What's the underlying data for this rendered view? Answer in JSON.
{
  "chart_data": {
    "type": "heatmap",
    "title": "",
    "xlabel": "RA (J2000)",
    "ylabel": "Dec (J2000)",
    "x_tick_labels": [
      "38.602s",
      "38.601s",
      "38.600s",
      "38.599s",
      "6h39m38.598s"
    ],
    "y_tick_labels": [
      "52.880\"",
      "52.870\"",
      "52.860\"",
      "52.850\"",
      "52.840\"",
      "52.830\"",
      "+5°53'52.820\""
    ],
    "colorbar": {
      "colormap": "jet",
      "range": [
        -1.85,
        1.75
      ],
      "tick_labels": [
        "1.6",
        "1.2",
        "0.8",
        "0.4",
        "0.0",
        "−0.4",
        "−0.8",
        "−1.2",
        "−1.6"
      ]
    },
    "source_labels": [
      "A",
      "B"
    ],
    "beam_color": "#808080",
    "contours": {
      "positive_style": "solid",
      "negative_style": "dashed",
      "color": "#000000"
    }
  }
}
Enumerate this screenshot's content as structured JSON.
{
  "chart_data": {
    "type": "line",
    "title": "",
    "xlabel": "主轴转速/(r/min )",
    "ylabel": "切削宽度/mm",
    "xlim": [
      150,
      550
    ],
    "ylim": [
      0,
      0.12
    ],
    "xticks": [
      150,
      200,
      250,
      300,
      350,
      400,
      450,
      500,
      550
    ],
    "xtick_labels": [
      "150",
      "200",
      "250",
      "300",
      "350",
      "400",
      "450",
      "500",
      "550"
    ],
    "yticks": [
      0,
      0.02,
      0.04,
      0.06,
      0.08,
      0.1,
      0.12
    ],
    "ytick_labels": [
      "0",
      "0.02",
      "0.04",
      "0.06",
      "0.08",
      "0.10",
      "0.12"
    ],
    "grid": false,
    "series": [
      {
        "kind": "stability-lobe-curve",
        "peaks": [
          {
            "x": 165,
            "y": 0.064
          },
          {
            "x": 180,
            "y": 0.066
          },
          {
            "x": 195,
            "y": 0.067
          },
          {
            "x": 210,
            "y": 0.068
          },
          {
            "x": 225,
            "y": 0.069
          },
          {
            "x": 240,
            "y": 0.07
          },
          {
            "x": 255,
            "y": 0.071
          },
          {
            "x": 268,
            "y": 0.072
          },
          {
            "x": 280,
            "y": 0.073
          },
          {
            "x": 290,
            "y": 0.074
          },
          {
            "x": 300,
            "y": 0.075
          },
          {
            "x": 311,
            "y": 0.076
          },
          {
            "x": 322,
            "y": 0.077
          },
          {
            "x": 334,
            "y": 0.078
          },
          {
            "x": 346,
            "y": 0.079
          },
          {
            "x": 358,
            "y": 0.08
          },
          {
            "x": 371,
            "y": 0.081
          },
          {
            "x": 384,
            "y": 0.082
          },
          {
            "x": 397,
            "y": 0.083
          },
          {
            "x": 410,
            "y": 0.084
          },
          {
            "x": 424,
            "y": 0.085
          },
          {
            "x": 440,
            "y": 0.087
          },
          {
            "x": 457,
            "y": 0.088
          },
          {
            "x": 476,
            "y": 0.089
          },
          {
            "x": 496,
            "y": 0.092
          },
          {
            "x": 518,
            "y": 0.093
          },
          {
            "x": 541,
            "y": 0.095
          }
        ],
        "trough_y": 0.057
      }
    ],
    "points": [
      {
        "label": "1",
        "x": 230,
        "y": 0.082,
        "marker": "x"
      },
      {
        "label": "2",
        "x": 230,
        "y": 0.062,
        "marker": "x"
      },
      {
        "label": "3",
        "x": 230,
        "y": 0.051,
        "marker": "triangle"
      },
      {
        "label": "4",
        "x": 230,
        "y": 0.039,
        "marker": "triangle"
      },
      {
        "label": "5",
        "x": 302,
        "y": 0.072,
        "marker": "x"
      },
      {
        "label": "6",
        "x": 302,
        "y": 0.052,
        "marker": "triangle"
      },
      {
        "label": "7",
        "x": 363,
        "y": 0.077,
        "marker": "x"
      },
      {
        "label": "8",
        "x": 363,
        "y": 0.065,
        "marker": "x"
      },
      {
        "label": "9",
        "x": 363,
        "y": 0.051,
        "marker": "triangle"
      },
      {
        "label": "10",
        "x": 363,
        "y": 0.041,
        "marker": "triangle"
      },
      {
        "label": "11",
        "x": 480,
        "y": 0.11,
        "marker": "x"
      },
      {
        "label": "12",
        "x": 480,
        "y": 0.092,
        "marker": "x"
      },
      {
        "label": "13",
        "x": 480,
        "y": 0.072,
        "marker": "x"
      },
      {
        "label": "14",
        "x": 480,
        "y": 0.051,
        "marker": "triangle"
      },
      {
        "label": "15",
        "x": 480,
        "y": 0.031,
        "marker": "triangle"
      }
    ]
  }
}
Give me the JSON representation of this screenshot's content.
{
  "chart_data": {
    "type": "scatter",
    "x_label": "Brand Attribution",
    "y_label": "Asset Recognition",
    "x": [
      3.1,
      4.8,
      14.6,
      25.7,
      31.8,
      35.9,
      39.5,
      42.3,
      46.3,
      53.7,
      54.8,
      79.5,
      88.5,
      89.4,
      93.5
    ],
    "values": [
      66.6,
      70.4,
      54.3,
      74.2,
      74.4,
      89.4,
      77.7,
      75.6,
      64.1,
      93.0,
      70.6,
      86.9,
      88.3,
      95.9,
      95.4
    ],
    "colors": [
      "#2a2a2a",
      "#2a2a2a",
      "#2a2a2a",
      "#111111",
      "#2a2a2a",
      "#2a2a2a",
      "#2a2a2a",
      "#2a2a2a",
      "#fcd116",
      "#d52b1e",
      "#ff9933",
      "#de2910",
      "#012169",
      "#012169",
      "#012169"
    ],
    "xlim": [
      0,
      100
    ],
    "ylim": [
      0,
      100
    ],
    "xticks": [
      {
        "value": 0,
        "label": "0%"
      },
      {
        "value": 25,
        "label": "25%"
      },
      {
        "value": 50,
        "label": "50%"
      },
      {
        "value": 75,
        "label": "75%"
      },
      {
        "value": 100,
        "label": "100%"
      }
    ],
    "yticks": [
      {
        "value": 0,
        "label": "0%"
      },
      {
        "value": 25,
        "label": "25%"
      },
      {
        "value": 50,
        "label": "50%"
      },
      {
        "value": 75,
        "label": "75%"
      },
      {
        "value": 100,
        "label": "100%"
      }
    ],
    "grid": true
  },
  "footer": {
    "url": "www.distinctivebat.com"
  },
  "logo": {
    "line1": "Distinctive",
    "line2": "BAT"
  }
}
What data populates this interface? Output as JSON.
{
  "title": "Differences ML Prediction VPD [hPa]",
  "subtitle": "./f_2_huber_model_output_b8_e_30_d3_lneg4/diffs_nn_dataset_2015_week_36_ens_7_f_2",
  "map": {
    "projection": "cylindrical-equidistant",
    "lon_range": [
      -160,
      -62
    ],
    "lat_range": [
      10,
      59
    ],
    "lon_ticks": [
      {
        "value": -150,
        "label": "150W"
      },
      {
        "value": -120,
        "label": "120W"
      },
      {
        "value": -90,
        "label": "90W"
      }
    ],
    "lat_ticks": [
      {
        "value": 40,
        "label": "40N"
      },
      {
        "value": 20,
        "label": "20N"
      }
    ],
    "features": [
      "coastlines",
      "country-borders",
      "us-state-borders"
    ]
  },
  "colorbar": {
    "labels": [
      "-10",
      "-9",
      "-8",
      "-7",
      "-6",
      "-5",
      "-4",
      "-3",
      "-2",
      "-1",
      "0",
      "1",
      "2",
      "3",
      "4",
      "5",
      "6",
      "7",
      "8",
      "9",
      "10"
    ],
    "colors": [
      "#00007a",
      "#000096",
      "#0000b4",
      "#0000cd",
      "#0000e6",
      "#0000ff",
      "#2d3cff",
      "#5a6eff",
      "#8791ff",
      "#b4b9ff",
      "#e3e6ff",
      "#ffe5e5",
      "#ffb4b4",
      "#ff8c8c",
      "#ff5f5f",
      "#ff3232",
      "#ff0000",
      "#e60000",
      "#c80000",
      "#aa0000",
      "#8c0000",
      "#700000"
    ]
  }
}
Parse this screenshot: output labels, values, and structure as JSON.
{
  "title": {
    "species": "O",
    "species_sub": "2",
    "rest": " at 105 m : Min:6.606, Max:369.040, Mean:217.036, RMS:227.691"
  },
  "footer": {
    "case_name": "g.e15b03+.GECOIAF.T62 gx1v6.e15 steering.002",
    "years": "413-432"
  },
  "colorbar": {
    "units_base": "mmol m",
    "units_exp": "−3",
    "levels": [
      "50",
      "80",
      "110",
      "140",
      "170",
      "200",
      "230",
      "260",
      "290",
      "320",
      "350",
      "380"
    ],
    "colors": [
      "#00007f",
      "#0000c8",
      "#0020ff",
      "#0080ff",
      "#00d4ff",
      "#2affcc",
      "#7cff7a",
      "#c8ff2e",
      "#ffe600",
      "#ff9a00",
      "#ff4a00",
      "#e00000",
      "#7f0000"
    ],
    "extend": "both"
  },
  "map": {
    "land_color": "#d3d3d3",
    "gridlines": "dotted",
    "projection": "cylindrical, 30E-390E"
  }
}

(Work to be completed): Please quote nothing but the lines from the line with "Parse this screenshot: output" through the end of the data above, exactly as written, ends included.

(Finished task):
Parse this screenshot: output labels, values, and structure as JSON.
{
  "title": {
    "species": "O",
    "species_sub": "2",
    "rest": " at 105 m : Min:6.606, Max:369.040, Mean:217.036, RMS:227.691"
  },
  "footer": {
    "case_name": "g.e15b03+.GECOIAF.T62 gx1v6.e15 steering.002",
    "years": "413-432"
  },
  "colorbar": {
    "units_base": "mmol m",
    "units_exp": "−3",
    "levels": [
      "50",
      "80",
      "110",
      "140",
      "170",
      "200",
      "230",
      "260",
      "290",
      "320",
      "350",
      "380"
    ],
    "colors": [
      "#00007f",
      "#0000c8",
      "#0020ff",
      "#0080ff",
      "#00d4ff",
      "#2affcc",
      "#7cff7a",
      "#c8ff2e",
      "#ffe600",
      "#ff9a00",
      "#ff4a00",
      "#e00000",
      "#7f0000"
    ],
    "extend": "both"
  },
  "map": {
    "land_color": "#d3d3d3",
    "gridlines": "dotted",
    "projection": "cylindrical, 30E-390E"
  }
}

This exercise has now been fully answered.